**Directions**
Will you output the entries below exactly, skipping every image they contain?
----
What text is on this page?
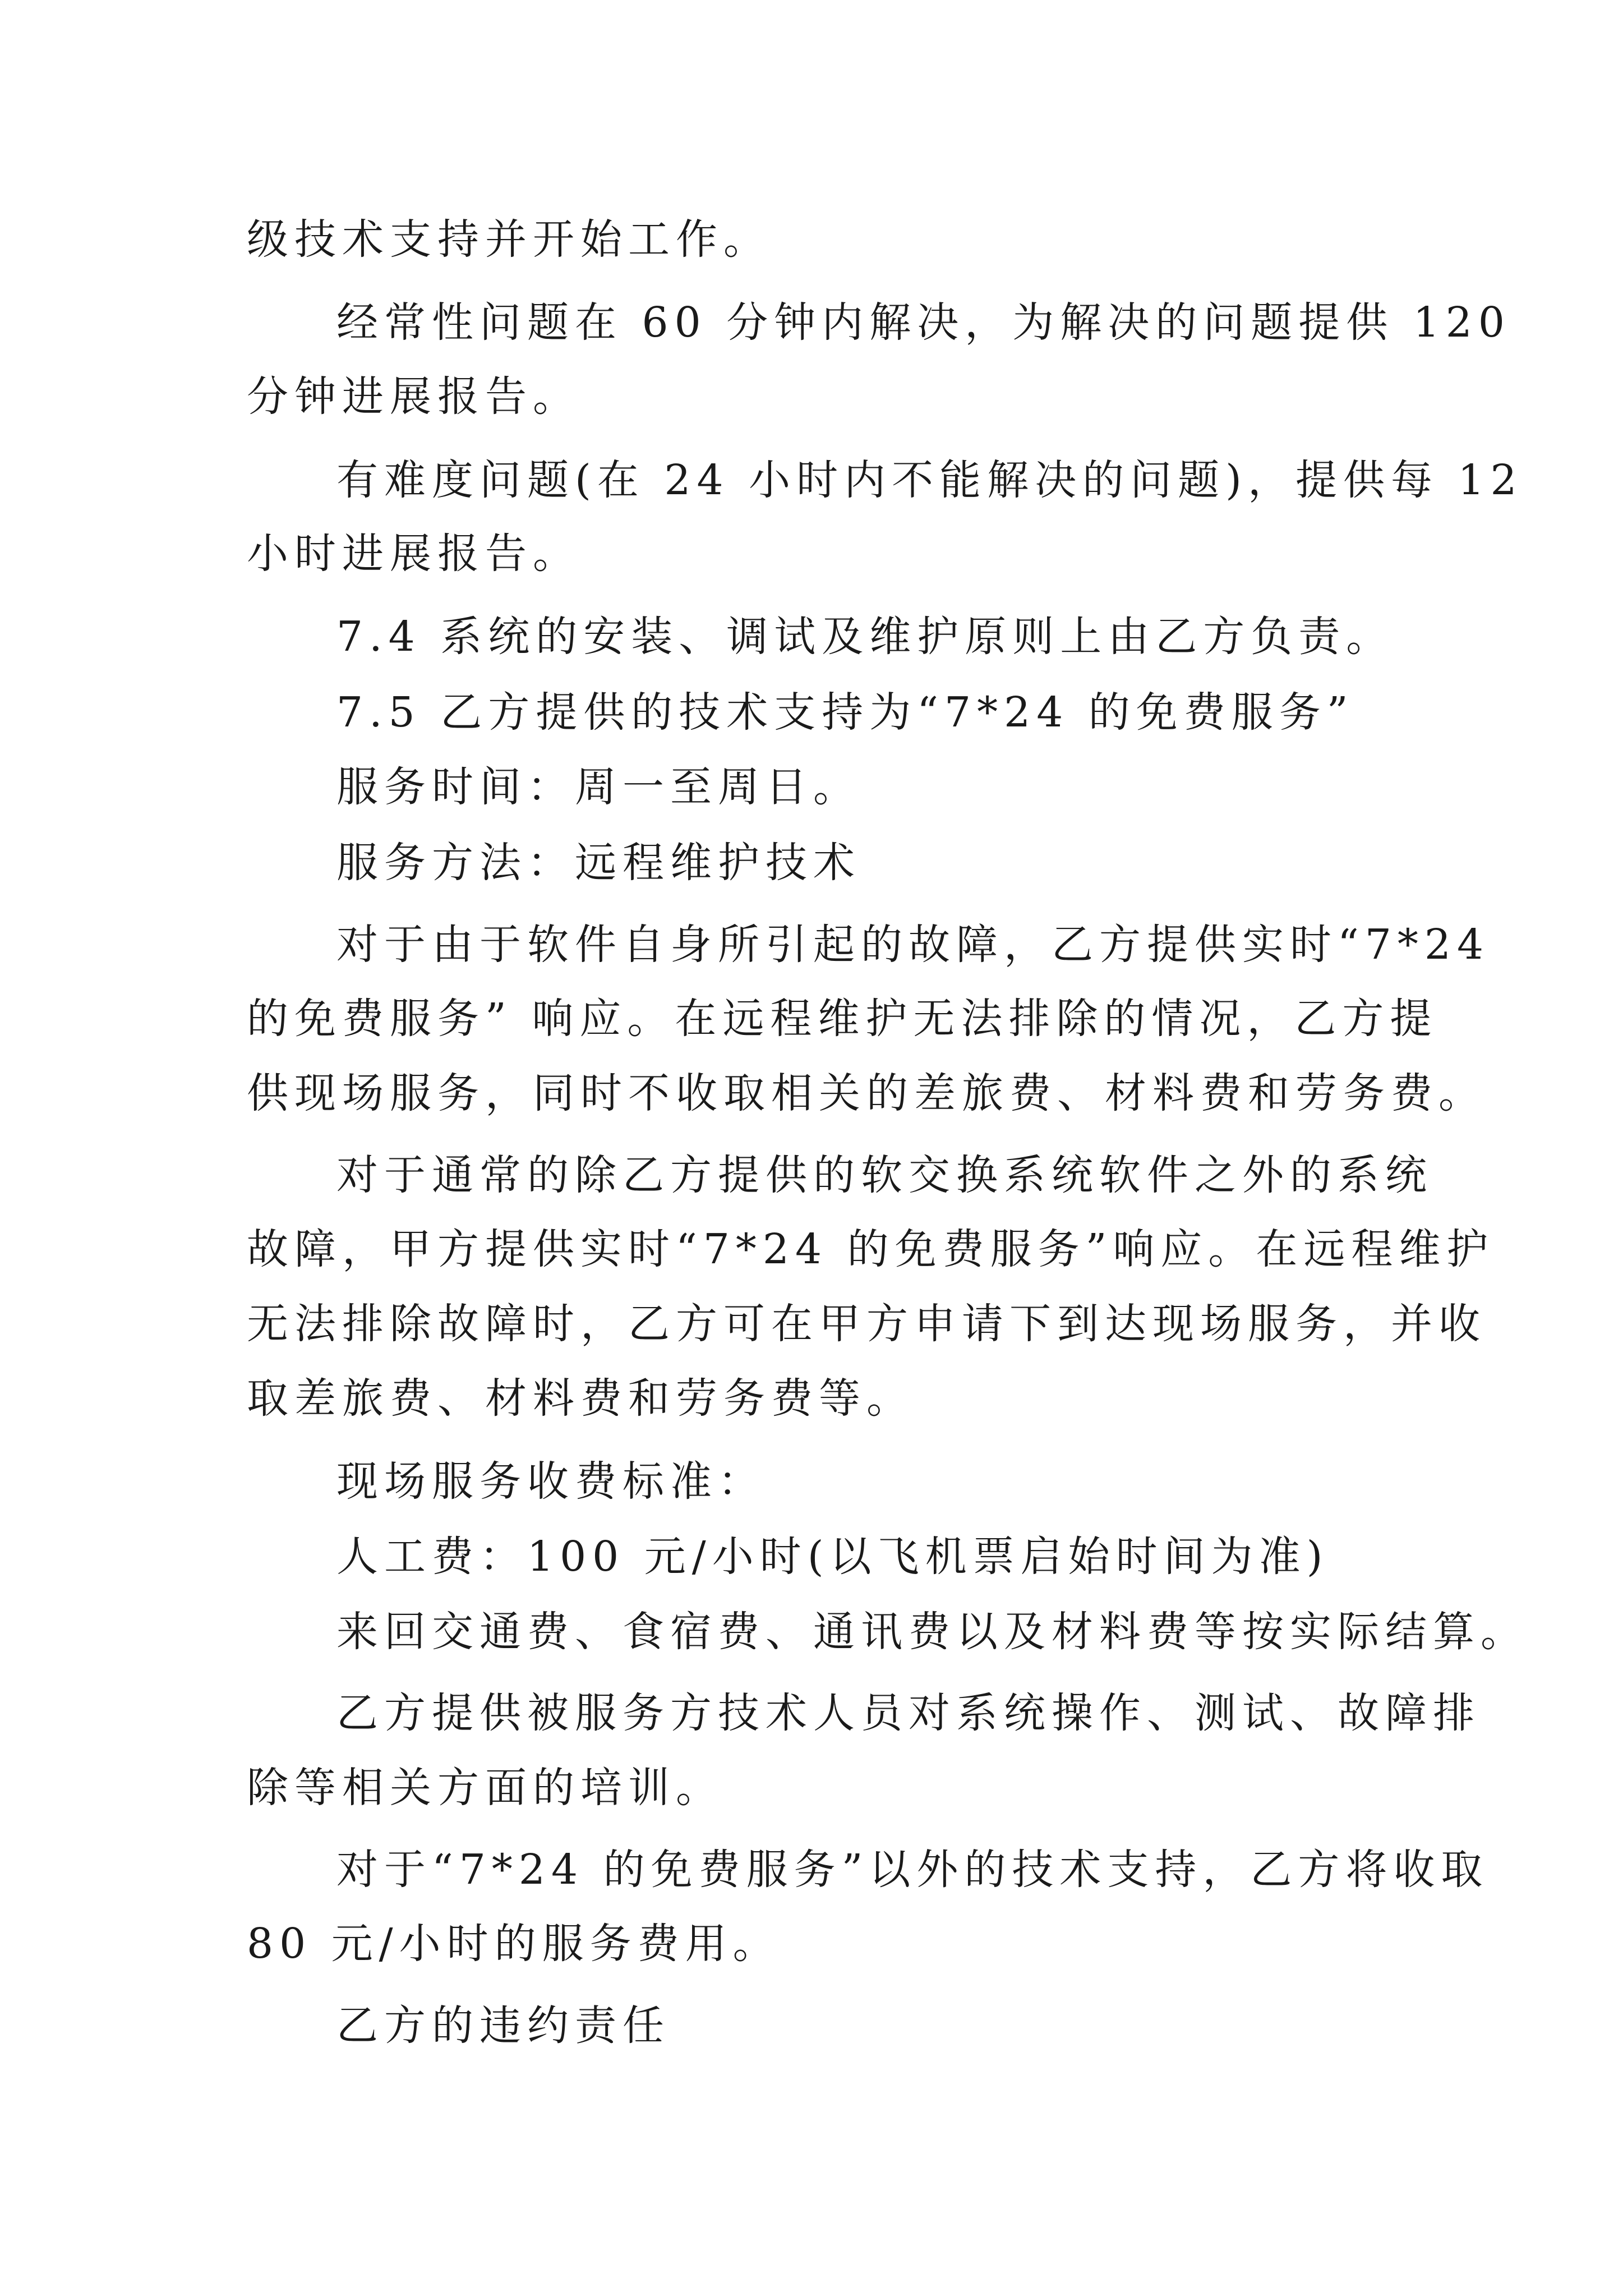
级技术支持并开始工作。
经常性问题在 60 分钟内解决，为解决的问题提供 120
分钟进展报告。
有难度问题(在 24 小时内不能解决的问题)，提供每 12
小时进展报告。
7.4 系统的安装、调试及维护原则上由乙方负责。
7.5 乙方提供的技术支持为“7*24 的免费服务”
服务时间：周一至周日。
服务方法：远程维护技术
对于由于软件自身所引起的故障，乙方提供实时“7*24
的免费服务” 响应。在远程维护无法排除的情况，乙方提
供现场服务，同时不收取相关的差旅费、材料费和劳务费。
对于通常的除乙方提供的软交换系统软件之外的系统
故障，甲方提供实时“7*24 的免费服务”响应。在远程维护
无法排除故障时，乙方可在甲方申请下到达现场服务，并收
取差旅费、材料费和劳务费等。
现场服务收费标准：
人工费：100 元/小时(以飞机票启始时间为准)
来回交通费、食宿费、通讯费以及材料费等按实际结算。
乙方提供被服务方技术人员对系统操作、测试、故障排
除等相关方面的培训。
对于“7*24 的免费服务”以外的技术支持，乙方将收取
80 元/小时的服务费用。
乙方的违约责任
----
**Solution to this exercise**
What text is on this page?
级技术支持并开始工作。
经常性问题在 60 分钟内解决，为解决的问题提供 120
分钟进展报告。
有难度问题(在 24 小时内不能解决的问题)，提供每 12
小时进展报告。
7.4 系统的安装、调试及维护原则上由乙方负责。
7.5 乙方提供的技术支持为“7*24 的免费服务”
服务时间：周一至周日。
服务方法：远程维护技术
对于由于软件自身所引起的故障，乙方提供实时“7*24
的免费服务” 响应。在远程维护无法排除的情况，乙方提
供现场服务，同时不收取相关的差旅费、材料费和劳务费。
对于通常的除乙方提供的软交换系统软件之外的系统
故障，甲方提供实时“7*24 的免费服务”响应。在远程维护
无法排除故障时，乙方可在甲方申请下到达现场服务，并收
取差旅费、材料费和劳务费等。
现场服务收费标准：
人工费：100 元/小时(以飞机票启始时间为准)
来回交通费、食宿费、通讯费以及材料费等按实际结算。
乙方提供被服务方技术人员对系统操作、测试、故障排
除等相关方面的培训。
对于“7*24 的免费服务”以外的技术支持，乙方将收取
80 元/小时的服务费用。
乙方的违约责任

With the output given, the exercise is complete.